Some lines of these records may hold the word "this"; state how many, using only the number.

***

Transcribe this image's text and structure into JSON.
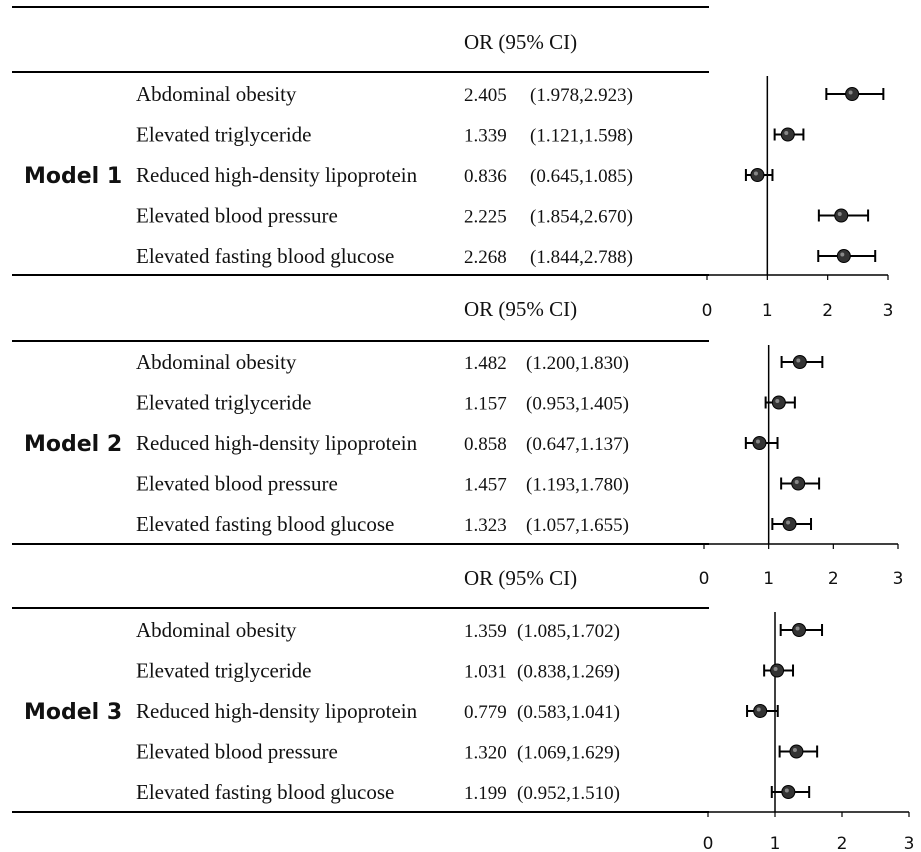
{
  "chart_data": {
    "type": "forest",
    "header_label": "OR (95% CI)",
    "reference_line": 1,
    "panels": [
      {
        "model": "Model 1",
        "xlim": [
          0,
          3
        ],
        "ticks": [
          "0",
          "1",
          "2",
          "3"
        ],
        "rows": [
          {
            "label": "Abdominal obesity",
            "or": 2.405,
            "lo": 1.978,
            "hi": 2.923,
            "or_text": "2.405",
            "ci_text": "(1.978,2.923)"
          },
          {
            "label": "Elevated triglyceride",
            "or": 1.339,
            "lo": 1.121,
            "hi": 1.598,
            "or_text": "1.339",
            "ci_text": "(1.121,1.598)"
          },
          {
            "label": "Reduced high-density lipoprotein",
            "or": 0.836,
            "lo": 0.645,
            "hi": 1.085,
            "or_text": "0.836",
            "ci_text": "(0.645,1.085)"
          },
          {
            "label": "Elevated blood pressure",
            "or": 2.225,
            "lo": 1.854,
            "hi": 2.67,
            "or_text": "2.225",
            "ci_text": "(1.854,2.670)"
          },
          {
            "label": "Elevated fasting blood glucose",
            "or": 2.268,
            "lo": 1.844,
            "hi": 2.788,
            "or_text": "2.268",
            "ci_text": "(1.844,2.788)"
          }
        ]
      },
      {
        "model": "Model 2",
        "xlim": [
          0,
          3
        ],
        "ticks": [
          "0",
          "1",
          "2",
          "3"
        ],
        "rows": [
          {
            "label": "Abdominal obesity",
            "or": 1.482,
            "lo": 1.2,
            "hi": 1.83,
            "or_text": "1.482",
            "ci_text": "(1.200,1.830)"
          },
          {
            "label": "Elevated triglyceride",
            "or": 1.157,
            "lo": 0.953,
            "hi": 1.405,
            "or_text": "1.157",
            "ci_text": "(0.953,1.405)"
          },
          {
            "label": "Reduced high-density lipoprotein",
            "or": 0.858,
            "lo": 0.647,
            "hi": 1.137,
            "or_text": "0.858",
            "ci_text": "(0.647,1.137)"
          },
          {
            "label": "Elevated blood pressure",
            "or": 1.457,
            "lo": 1.193,
            "hi": 1.78,
            "or_text": "1.457",
            "ci_text": "(1.193,1.780)"
          },
          {
            "label": "Elevated fasting blood glucose",
            "or": 1.323,
            "lo": 1.057,
            "hi": 1.655,
            "or_text": "1.323",
            "ci_text": "(1.057,1.655)"
          }
        ]
      },
      {
        "model": "Model 3",
        "xlim": [
          0,
          3
        ],
        "ticks": [
          "0",
          "1",
          "2",
          "3"
        ],
        "rows": [
          {
            "label": "Abdominal obesity",
            "or": 1.359,
            "lo": 1.085,
            "hi": 1.702,
            "or_text": "1.359",
            "ci_text": "(1.085,1.702)"
          },
          {
            "label": "Elevated triglyceride",
            "or": 1.031,
            "lo": 0.838,
            "hi": 1.269,
            "or_text": "1.031",
            "ci_text": "(0.838,1.269)"
          },
          {
            "label": "Reduced high-density lipoprotein",
            "or": 0.779,
            "lo": 0.583,
            "hi": 1.041,
            "or_text": "0.779",
            "ci_text": "(0.583,1.041)"
          },
          {
            "label": "Elevated blood pressure",
            "or": 1.32,
            "lo": 1.069,
            "hi": 1.629,
            "or_text": "1.320",
            "ci_text": "(1.069,1.629)"
          },
          {
            "label": "Elevated fasting blood glucose",
            "or": 1.199,
            "lo": 0.952,
            "hi": 1.51,
            "or_text": "1.199",
            "ci_text": "(0.952,1.510)"
          }
        ]
      }
    ]
  }
}
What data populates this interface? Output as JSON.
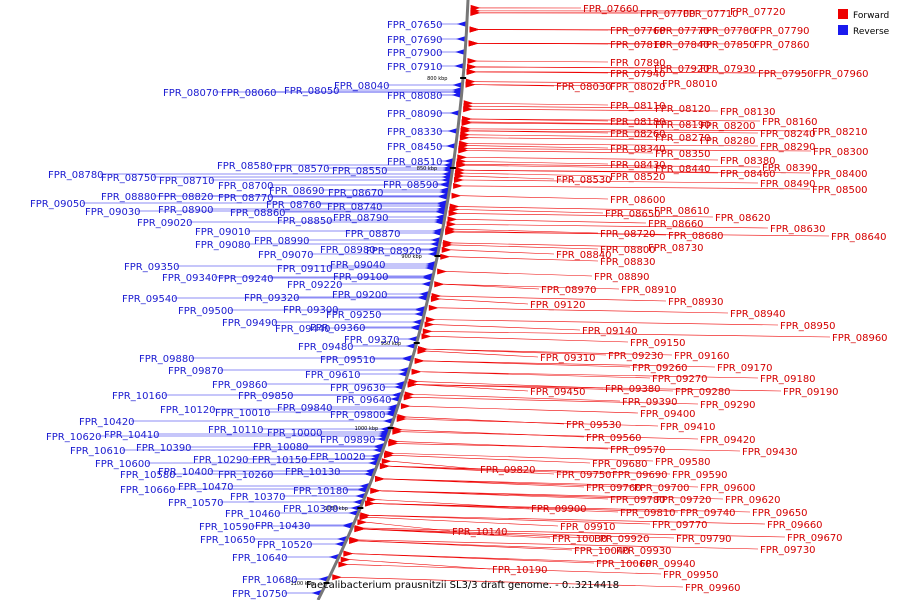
{
  "title": "Faecalibacterium prausnitzii SL3/3 draft genome. - 0..3214418",
  "legend": [
    {
      "label": "Forward",
      "color": "#ee0000"
    },
    {
      "label": "Reverse",
      "color": "#1a1aee"
    }
  ],
  "colors": {
    "forward": "#ee0000",
    "reverse": "#1a1aee",
    "backbone": "#777777"
  },
  "ticks": [
    {
      "label": "800 kbp",
      "y": 78
    },
    {
      "label": "850 kbp",
      "y": 168
    },
    {
      "label": "900 kbp",
      "y": 256
    },
    {
      "label": "950 kbp",
      "y": 343
    },
    {
      "label": "1000 kbp",
      "y": 428
    },
    {
      "label": "1050 kbp",
      "y": 508
    },
    {
      "label": "1100 kbp",
      "y": 583
    }
  ],
  "forward_labels": [
    [
      "FPR_07660",
      583,
      5
    ],
    [
      "FPR_07700",
      640,
      10
    ],
    [
      "FPR_07710",
      683,
      10
    ],
    [
      "FPR_07720",
      730,
      8
    ],
    [
      "FPR_07760",
      610,
      27
    ],
    [
      "FPR_07770",
      654,
      27
    ],
    [
      "FPR_07780",
      700,
      27
    ],
    [
      "FPR_07790",
      754,
      27
    ],
    [
      "FPR_07810",
      610,
      41
    ],
    [
      "FPR_07840",
      654,
      41
    ],
    [
      "FPR_07850",
      700,
      41
    ],
    [
      "FPR_07860",
      754,
      41
    ],
    [
      "FPR_07890",
      610,
      59
    ],
    [
      "FPR_07920",
      654,
      65
    ],
    [
      "FPR_07930",
      700,
      65
    ],
    [
      "FPR_07940",
      610,
      70
    ],
    [
      "FPR_07950",
      758,
      70
    ],
    [
      "FPR_07960",
      813,
      70
    ],
    [
      "FPR_08010",
      662,
      80
    ],
    [
      "FPR_08020",
      610,
      83
    ],
    [
      "FPR_08030",
      556,
      83
    ],
    [
      "FPR_08110",
      610,
      102
    ],
    [
      "FPR_08120",
      655,
      105
    ],
    [
      "FPR_08130",
      720,
      108
    ],
    [
      "FPR_08180",
      610,
      118
    ],
    [
      "FPR_08190",
      655,
      121
    ],
    [
      "FPR_08200",
      700,
      122
    ],
    [
      "FPR_08160",
      762,
      118
    ],
    [
      "FPR_08260",
      610,
      130
    ],
    [
      "FPR_08270",
      655,
      134
    ],
    [
      "FPR_08280",
      700,
      137
    ],
    [
      "FPR_08240",
      760,
      130
    ],
    [
      "FPR_08210",
      812,
      128
    ],
    [
      "FPR_08290",
      760,
      143
    ],
    [
      "FPR_08300",
      813,
      148
    ],
    [
      "FPR_08340",
      610,
      145
    ],
    [
      "FPR_08350",
      655,
      150
    ],
    [
      "FPR_08380",
      720,
      157
    ],
    [
      "FPR_08430",
      610,
      161
    ],
    [
      "FPR_08440",
      655,
      165
    ],
    [
      "FPR_08390",
      762,
      164
    ],
    [
      "FPR_08460",
      720,
      170
    ],
    [
      "FPR_08400",
      812,
      170
    ],
    [
      "FPR_08520",
      610,
      173
    ],
    [
      "FPR_08530",
      556,
      176
    ],
    [
      "FPR_08490",
      760,
      180
    ],
    [
      "FPR_08500",
      812,
      186
    ],
    [
      "FPR_08600",
      610,
      196
    ],
    [
      "FPR_08610",
      654,
      207
    ],
    [
      "FPR_08650",
      605,
      210
    ],
    [
      "FPR_08620",
      715,
      214
    ],
    [
      "FPR_08660",
      648,
      220
    ],
    [
      "FPR_08630",
      770,
      225
    ],
    [
      "FPR_08680",
      668,
      232
    ],
    [
      "FPR_08720",
      600,
      230
    ],
    [
      "FPR_08640",
      831,
      233
    ],
    [
      "FPR_08730",
      648,
      244
    ],
    [
      "FPR_08800",
      600,
      246
    ],
    [
      "FPR_08840",
      556,
      251
    ],
    [
      "FPR_08830",
      600,
      258
    ],
    [
      "FPR_08890",
      594,
      273
    ],
    [
      "FPR_08970",
      541,
      286
    ],
    [
      "FPR_08910",
      621,
      286
    ],
    [
      "FPR_08930",
      668,
      298
    ],
    [
      "FPR_09120",
      530,
      301
    ],
    [
      "FPR_08940",
      730,
      310
    ],
    [
      "FPR_08950",
      780,
      322
    ],
    [
      "FPR_08960",
      832,
      334
    ],
    [
      "FPR_09140",
      582,
      327
    ],
    [
      "FPR_09150",
      630,
      339
    ],
    [
      "FPR_09310",
      540,
      354
    ],
    [
      "FPR_09230",
      608,
      352
    ],
    [
      "FPR_09160",
      674,
      352
    ],
    [
      "FPR_09260",
      632,
      364
    ],
    [
      "FPR_09170",
      717,
      364
    ],
    [
      "FPR_09270",
      652,
      375
    ],
    [
      "FPR_09180",
      760,
      375
    ],
    [
      "FPR_09450",
      530,
      388
    ],
    [
      "FPR_09380",
      605,
      385
    ],
    [
      "FPR_09280",
      675,
      388
    ],
    [
      "FPR_09190",
      783,
      388
    ],
    [
      "FPR_09390",
      622,
      398
    ],
    [
      "FPR_09290",
      700,
      401
    ],
    [
      "FPR_09400",
      640,
      410
    ],
    [
      "FPR_09410",
      660,
      423
    ],
    [
      "FPR_09530",
      566,
      421
    ],
    [
      "FPR_09420",
      700,
      436
    ],
    [
      "FPR_09560",
      586,
      434
    ],
    [
      "FPR_09430",
      742,
      448
    ],
    [
      "FPR_09570",
      610,
      446
    ],
    [
      "FPR_09580",
      655,
      458
    ],
    [
      "FPR_09680",
      592,
      460
    ],
    [
      "FPR_09820",
      480,
      466
    ],
    [
      "FPR_09750",
      556,
      471
    ],
    [
      "FPR_09690",
      612,
      471
    ],
    [
      "FPR_09590",
      672,
      471
    ],
    [
      "FPR_09760",
      586,
      484
    ],
    [
      "FPR_09700",
      634,
      484
    ],
    [
      "FPR_09600",
      700,
      484
    ],
    [
      "FPR_09780",
      610,
      496
    ],
    [
      "FPR_09720",
      656,
      496
    ],
    [
      "FPR_09620",
      725,
      496
    ],
    [
      "FPR_09900",
      531,
      505
    ],
    [
      "FPR_09810",
      620,
      509
    ],
    [
      "FPR_09740",
      680,
      509
    ],
    [
      "FPR_09650",
      752,
      509
    ],
    [
      "FPR_09910",
      560,
      523
    ],
    [
      "FPR_09770",
      652,
      521
    ],
    [
      "FPR_09660",
      767,
      521
    ],
    [
      "FPR_10140",
      452,
      528
    ],
    [
      "FPR_10030",
      552,
      535
    ],
    [
      "FPR_09920",
      594,
      535
    ],
    [
      "FPR_09790",
      676,
      535
    ],
    [
      "FPR_09670",
      787,
      534
    ],
    [
      "FPR_10040",
      574,
      547
    ],
    [
      "FPR_09930",
      616,
      547
    ],
    [
      "FPR_09730",
      760,
      546
    ],
    [
      "FPR_10060",
      596,
      560
    ],
    [
      "FPR_09940",
      640,
      560
    ],
    [
      "FPR_10190",
      492,
      566
    ],
    [
      "FPR_09950",
      663,
      571
    ],
    [
      "FPR_09960",
      685,
      584
    ]
  ],
  "reverse_labels": [
    [
      "FPR_07650",
      387,
      20
    ],
    [
      "FPR_07690",
      387,
      35
    ],
    [
      "FPR_07900",
      387,
      48
    ],
    [
      "FPR_07910",
      387,
      62
    ],
    [
      "FPR_08040",
      334,
      81
    ],
    [
      "FPR_08050",
      284,
      86
    ],
    [
      "FPR_08060",
      221,
      88
    ],
    [
      "FPR_08070",
      163,
      88
    ],
    [
      "FPR_08080",
      387,
      91
    ],
    [
      "FPR_08090",
      387,
      109
    ],
    [
      "FPR_08330",
      387,
      127
    ],
    [
      "FPR_08450",
      387,
      142
    ],
    [
      "FPR_08510",
      387,
      157
    ],
    [
      "FPR_08580",
      217,
      161
    ],
    [
      "FPR_08570",
      274,
      164
    ],
    [
      "FPR_08550",
      332,
      166
    ],
    [
      "FPR_08780",
      48,
      170
    ],
    [
      "FPR_08750",
      101,
      173
    ],
    [
      "FPR_08710",
      159,
      176
    ],
    [
      "FPR_08590",
      383,
      180
    ],
    [
      "FPR_08700",
      218,
      181
    ],
    [
      "FPR_08690",
      269,
      186
    ],
    [
      "FPR_08670",
      328,
      188
    ],
    [
      "FPR_08880",
      101,
      192
    ],
    [
      "FPR_08820",
      158,
      192
    ],
    [
      "FPR_08770",
      218,
      193
    ],
    [
      "FPR_09050",
      30,
      199
    ],
    [
      "FPR_08760",
      266,
      200
    ],
    [
      "FPR_08740",
      327,
      202
    ],
    [
      "FPR_08900",
      158,
      205
    ],
    [
      "FPR_09030",
      85,
      207
    ],
    [
      "FPR_08860",
      230,
      208
    ],
    [
      "FPR_08790",
      333,
      213
    ],
    [
      "FPR_09020",
      137,
      218
    ],
    [
      "FPR_08850",
      277,
      216
    ],
    [
      "FPR_09010",
      195,
      227
    ],
    [
      "FPR_08870",
      345,
      229
    ],
    [
      "FPR_08990",
      254,
      236
    ],
    [
      "FPR_09080",
      195,
      240
    ],
    [
      "FPR_08980",
      320,
      245
    ],
    [
      "FPR_08920",
      366,
      246
    ],
    [
      "FPR_09070",
      258,
      250
    ],
    [
      "FPR_09040",
      330,
      260
    ],
    [
      "FPR_09350",
      124,
      262
    ],
    [
      "FPR_09110",
      277,
      264
    ],
    [
      "FPR_09100",
      333,
      272
    ],
    [
      "FPR_09340",
      162,
      273
    ],
    [
      "FPR_09240",
      218,
      274
    ],
    [
      "FPR_09220",
      287,
      280
    ],
    [
      "FPR_09200",
      332,
      290
    ],
    [
      "FPR_09320",
      244,
      293
    ],
    [
      "FPR_09540",
      122,
      294
    ],
    [
      "FPR_09300",
      283,
      305
    ],
    [
      "FPR_09500",
      178,
      306
    ],
    [
      "FPR_09250",
      326,
      310
    ],
    [
      "FPR_09490",
      222,
      318
    ],
    [
      "FPR_09440",
      275,
      324
    ],
    [
      "FPR_09360",
      310,
      323
    ],
    [
      "FPR_09370",
      344,
      335
    ],
    [
      "FPR_09480",
      298,
      342
    ],
    [
      "FPR_09510",
      320,
      355
    ],
    [
      "FPR_09880",
      139,
      354
    ],
    [
      "FPR_09870",
      168,
      366
    ],
    [
      "FPR_09610",
      305,
      370
    ],
    [
      "FPR_09860",
      212,
      380
    ],
    [
      "FPR_09630",
      330,
      383
    ],
    [
      "FPR_10160",
      112,
      391
    ],
    [
      "FPR_09850",
      238,
      391
    ],
    [
      "FPR_09640",
      336,
      395
    ],
    [
      "FPR_10120",
      160,
      405
    ],
    [
      "FPR_10010",
      215,
      408
    ],
    [
      "FPR_09840",
      277,
      403
    ],
    [
      "FPR_09800",
      330,
      410
    ],
    [
      "FPR_10420",
      79,
      417
    ],
    [
      "FPR_10110",
      208,
      425
    ],
    [
      "FPR_10000",
      267,
      428
    ],
    [
      "FPR_09890",
      320,
      435
    ],
    [
      "FPR_10410",
      104,
      430
    ],
    [
      "FPR_10620",
      46,
      432
    ],
    [
      "FPR_10390",
      136,
      443
    ],
    [
      "FPR_10080",
      253,
      442
    ],
    [
      "FPR_10610",
      70,
      446
    ],
    [
      "FPR_10020",
      310,
      452
    ],
    [
      "FPR_10290",
      193,
      455
    ],
    [
      "FPR_10150",
      252,
      455
    ],
    [
      "FPR_10600",
      95,
      459
    ],
    [
      "FPR_10400",
      158,
      467
    ],
    [
      "FPR_10260",
      218,
      470
    ],
    [
      "FPR_10130",
      285,
      467
    ],
    [
      "FPR_10580",
      120,
      470
    ],
    [
      "FPR_10470",
      178,
      482
    ],
    [
      "FPR_10660",
      120,
      485
    ],
    [
      "FPR_10180",
      293,
      486
    ],
    [
      "FPR_10370",
      230,
      492
    ],
    [
      "FPR_10570",
      168,
      498
    ],
    [
      "FPR_10300",
      283,
      504
    ],
    [
      "FPR_10460",
      225,
      509
    ],
    [
      "FPR_10590",
      199,
      522
    ],
    [
      "FPR_10430",
      255,
      521
    ],
    [
      "FPR_10650",
      200,
      535
    ],
    [
      "FPR_10520",
      257,
      540
    ],
    [
      "FPR_10640",
      232,
      553
    ],
    [
      "FPR_10680",
      242,
      575
    ],
    [
      "FPR_10750",
      232,
      589
    ]
  ]
}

***

■ Result of the task
2